# Goal
From the entries below, copy out every line with "Banking" in it.

(Stored data)

★ ★ ★ ★ ★

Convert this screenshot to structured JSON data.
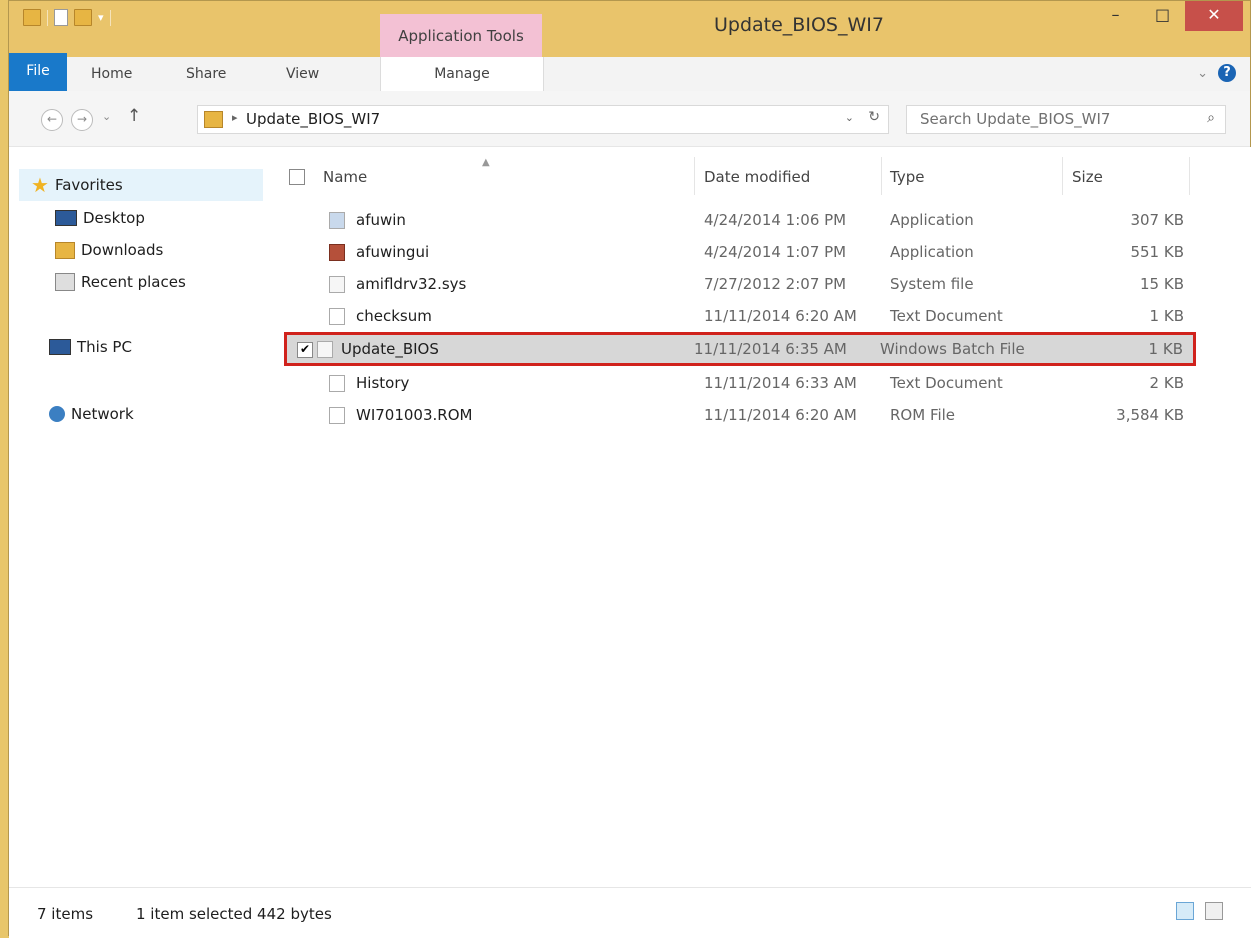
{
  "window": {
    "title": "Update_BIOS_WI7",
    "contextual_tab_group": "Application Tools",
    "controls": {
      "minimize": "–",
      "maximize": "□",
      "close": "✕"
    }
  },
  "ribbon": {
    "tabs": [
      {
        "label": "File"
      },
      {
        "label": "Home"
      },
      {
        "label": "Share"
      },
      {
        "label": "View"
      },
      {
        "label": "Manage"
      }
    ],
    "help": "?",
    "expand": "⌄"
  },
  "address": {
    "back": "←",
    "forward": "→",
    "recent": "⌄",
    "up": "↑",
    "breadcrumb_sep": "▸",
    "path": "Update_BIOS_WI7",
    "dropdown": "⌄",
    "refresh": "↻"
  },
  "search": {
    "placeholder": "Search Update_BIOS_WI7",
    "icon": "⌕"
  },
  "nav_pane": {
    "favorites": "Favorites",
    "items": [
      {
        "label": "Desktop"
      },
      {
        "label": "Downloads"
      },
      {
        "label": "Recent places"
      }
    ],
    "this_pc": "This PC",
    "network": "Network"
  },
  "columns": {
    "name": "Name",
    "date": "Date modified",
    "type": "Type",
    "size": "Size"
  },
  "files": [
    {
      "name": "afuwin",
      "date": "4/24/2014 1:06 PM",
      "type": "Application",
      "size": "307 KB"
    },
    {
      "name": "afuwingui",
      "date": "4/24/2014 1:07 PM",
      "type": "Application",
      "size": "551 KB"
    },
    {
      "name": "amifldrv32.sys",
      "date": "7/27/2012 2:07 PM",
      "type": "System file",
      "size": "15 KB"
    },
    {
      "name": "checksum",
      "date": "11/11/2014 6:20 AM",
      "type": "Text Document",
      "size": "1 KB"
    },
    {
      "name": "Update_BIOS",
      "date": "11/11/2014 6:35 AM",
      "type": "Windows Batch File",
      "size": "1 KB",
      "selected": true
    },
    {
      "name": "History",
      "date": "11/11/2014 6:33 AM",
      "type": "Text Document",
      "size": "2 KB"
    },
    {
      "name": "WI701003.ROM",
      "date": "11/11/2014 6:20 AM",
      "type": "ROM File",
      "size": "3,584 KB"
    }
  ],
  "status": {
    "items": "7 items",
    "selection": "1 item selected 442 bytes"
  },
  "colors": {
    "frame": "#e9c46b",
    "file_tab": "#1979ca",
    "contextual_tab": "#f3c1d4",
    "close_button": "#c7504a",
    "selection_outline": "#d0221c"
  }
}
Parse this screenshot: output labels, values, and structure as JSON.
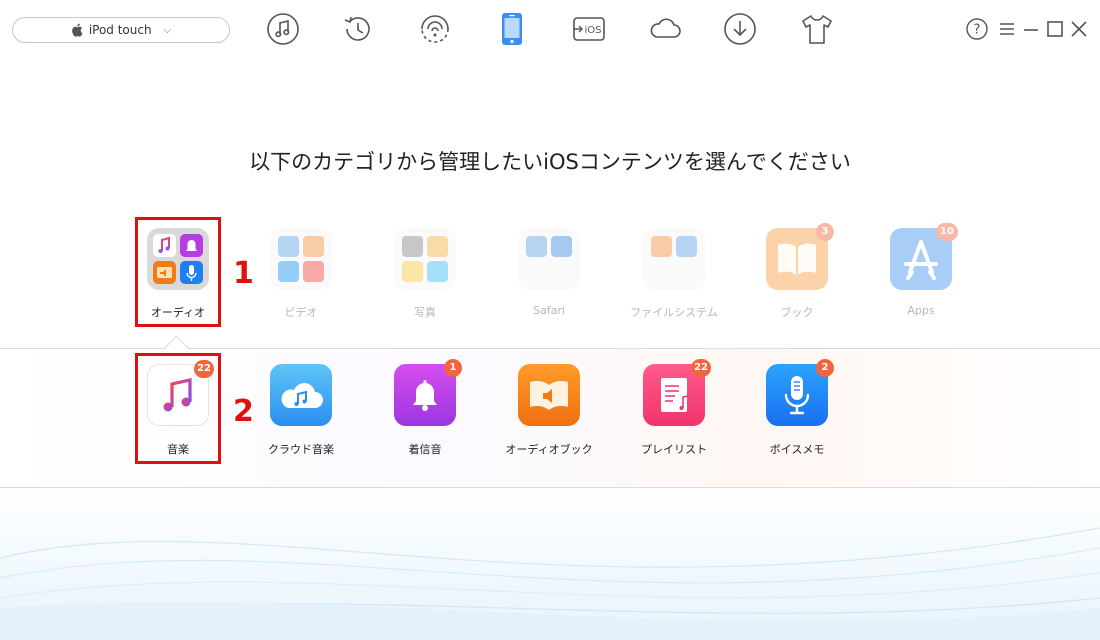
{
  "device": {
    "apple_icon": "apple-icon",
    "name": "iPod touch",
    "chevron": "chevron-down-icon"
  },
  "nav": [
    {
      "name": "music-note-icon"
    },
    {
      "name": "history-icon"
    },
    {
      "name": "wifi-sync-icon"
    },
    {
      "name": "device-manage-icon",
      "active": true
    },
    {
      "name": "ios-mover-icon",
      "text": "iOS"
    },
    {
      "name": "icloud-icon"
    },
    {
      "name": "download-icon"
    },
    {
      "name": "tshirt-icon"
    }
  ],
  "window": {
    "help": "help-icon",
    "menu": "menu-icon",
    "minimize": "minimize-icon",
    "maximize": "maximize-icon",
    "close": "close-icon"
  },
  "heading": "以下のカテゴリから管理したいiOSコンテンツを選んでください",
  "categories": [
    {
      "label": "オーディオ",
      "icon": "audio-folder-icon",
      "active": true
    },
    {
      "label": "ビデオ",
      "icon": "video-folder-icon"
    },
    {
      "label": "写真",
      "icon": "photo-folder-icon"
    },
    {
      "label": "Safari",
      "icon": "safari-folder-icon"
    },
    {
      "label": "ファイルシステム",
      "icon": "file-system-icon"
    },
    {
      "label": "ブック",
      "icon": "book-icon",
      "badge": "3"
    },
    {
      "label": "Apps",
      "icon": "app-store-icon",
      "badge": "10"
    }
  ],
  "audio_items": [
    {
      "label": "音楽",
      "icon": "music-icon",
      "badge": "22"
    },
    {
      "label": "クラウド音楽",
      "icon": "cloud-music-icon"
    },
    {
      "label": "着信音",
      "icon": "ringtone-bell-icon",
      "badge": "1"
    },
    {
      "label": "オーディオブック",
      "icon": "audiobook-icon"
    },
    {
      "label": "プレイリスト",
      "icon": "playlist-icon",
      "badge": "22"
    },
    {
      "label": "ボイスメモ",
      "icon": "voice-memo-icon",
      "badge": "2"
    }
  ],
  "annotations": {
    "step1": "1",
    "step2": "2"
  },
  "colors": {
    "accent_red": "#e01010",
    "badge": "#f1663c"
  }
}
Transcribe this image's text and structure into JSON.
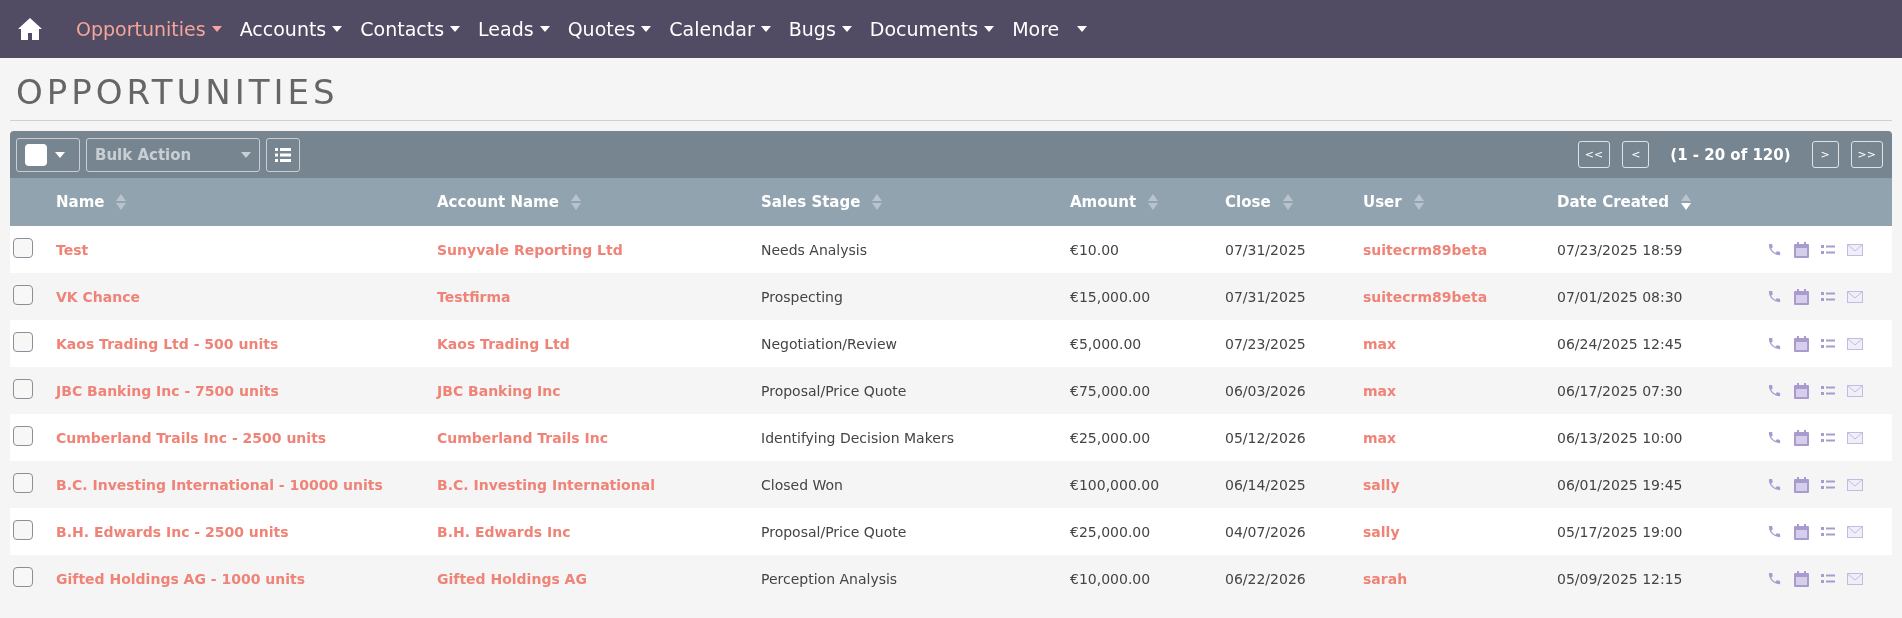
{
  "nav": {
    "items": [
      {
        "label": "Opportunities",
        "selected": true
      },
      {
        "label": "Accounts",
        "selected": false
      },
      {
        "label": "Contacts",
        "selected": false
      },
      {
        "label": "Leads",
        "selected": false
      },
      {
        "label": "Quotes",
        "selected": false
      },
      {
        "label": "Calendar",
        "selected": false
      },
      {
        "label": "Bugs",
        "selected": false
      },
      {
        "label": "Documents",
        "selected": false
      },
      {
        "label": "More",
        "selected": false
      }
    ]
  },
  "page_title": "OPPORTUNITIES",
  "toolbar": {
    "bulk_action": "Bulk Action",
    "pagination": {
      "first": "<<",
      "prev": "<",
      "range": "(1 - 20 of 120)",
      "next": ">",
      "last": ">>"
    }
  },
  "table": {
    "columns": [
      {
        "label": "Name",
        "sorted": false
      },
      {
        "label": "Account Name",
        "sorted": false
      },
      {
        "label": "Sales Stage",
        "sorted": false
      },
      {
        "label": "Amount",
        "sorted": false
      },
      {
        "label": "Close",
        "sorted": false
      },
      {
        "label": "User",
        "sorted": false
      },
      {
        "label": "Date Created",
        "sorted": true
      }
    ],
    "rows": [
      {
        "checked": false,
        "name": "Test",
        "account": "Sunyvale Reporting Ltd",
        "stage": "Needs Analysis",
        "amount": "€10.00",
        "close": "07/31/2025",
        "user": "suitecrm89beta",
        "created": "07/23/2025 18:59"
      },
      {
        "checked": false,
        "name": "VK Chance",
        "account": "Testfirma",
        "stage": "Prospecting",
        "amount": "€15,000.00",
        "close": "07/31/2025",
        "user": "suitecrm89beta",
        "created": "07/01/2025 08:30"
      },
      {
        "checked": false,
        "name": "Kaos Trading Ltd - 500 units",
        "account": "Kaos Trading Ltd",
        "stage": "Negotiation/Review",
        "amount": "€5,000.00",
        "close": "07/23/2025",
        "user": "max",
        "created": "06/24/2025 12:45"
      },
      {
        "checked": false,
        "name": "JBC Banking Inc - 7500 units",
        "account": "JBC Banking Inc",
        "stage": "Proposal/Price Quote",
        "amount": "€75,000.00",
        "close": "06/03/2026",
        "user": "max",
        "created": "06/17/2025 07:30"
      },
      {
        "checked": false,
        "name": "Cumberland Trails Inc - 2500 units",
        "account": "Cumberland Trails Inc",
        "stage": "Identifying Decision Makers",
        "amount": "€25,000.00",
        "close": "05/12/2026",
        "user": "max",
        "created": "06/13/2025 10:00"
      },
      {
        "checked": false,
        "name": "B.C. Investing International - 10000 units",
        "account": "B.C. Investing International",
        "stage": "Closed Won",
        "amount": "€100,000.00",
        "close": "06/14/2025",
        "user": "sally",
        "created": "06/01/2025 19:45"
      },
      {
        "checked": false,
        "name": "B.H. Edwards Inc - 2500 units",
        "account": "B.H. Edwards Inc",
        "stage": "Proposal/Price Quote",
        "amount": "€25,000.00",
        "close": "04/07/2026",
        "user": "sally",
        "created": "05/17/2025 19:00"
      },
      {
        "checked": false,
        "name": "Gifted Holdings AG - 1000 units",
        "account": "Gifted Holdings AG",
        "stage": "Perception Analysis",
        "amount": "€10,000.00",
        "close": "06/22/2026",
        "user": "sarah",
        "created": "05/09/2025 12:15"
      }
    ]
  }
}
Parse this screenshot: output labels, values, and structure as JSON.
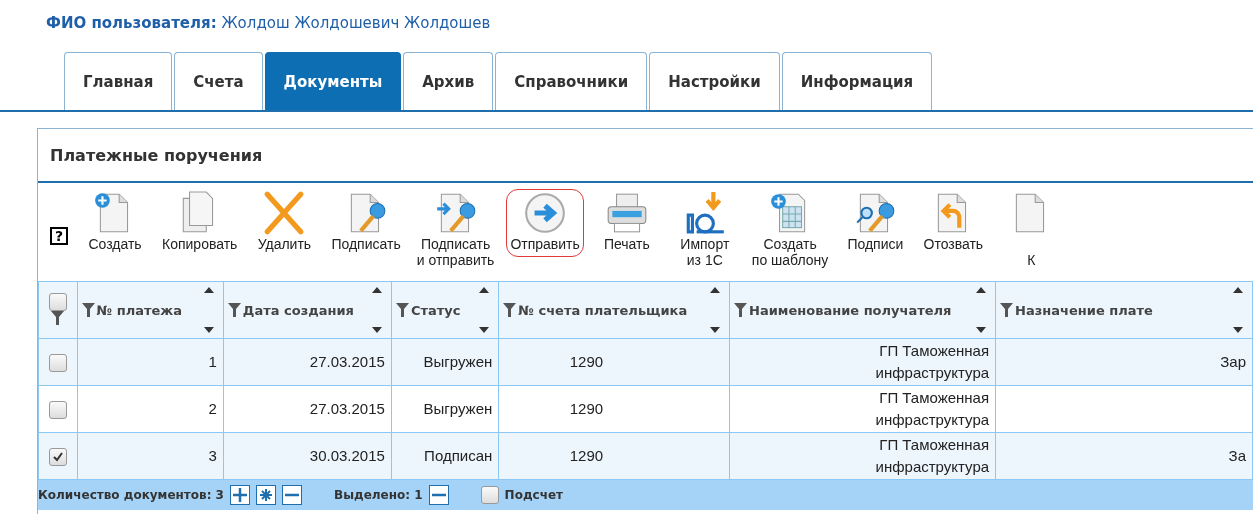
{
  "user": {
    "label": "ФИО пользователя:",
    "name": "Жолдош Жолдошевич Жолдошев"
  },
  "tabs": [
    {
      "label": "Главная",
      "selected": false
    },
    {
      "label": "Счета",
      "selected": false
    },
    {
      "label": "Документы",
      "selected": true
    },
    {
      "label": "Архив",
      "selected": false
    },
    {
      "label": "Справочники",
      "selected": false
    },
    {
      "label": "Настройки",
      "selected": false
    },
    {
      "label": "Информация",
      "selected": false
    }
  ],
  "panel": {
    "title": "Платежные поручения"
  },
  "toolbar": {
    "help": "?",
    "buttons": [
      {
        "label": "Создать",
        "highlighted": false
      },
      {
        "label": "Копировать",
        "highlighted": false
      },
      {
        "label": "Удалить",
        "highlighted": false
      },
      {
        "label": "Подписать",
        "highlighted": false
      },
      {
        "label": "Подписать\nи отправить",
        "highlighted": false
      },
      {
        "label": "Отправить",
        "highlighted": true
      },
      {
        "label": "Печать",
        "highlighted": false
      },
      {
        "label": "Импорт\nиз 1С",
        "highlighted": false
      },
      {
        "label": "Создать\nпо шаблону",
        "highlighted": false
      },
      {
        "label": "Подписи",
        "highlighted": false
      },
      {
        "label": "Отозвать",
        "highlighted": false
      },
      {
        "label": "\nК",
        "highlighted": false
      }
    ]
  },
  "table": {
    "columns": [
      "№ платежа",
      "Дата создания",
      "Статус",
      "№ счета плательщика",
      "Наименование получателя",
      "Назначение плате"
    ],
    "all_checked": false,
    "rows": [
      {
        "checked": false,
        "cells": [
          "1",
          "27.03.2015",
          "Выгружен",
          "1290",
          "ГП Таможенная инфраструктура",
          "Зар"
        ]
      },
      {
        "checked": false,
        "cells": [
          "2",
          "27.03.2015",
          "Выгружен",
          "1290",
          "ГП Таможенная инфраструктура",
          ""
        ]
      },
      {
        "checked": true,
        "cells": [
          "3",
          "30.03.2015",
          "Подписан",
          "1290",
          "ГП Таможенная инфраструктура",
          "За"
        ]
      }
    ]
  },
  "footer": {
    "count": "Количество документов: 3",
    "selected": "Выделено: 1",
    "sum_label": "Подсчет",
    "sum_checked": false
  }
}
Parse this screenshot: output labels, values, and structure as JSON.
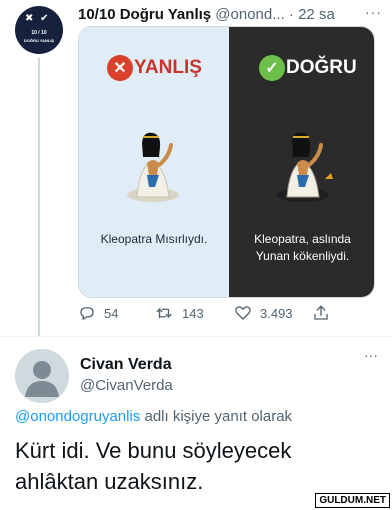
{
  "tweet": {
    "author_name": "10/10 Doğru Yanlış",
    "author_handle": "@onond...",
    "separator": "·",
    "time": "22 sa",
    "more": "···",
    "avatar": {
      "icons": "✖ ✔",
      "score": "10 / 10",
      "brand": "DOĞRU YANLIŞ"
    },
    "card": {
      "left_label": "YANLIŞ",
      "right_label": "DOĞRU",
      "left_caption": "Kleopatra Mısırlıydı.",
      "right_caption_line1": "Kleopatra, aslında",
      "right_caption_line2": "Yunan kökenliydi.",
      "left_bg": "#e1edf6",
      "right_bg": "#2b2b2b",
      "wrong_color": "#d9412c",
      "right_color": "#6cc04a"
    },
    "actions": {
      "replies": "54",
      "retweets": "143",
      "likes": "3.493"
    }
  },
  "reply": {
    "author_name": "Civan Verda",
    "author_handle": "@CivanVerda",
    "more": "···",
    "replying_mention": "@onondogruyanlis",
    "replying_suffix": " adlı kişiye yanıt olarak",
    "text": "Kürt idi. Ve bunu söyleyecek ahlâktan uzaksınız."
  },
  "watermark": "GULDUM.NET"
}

★ ★ ★ ★ ★

# Result of the exercise
        "name": "JBC Banking Inc - 7500 units",
        "account": "JBC Banking Inc",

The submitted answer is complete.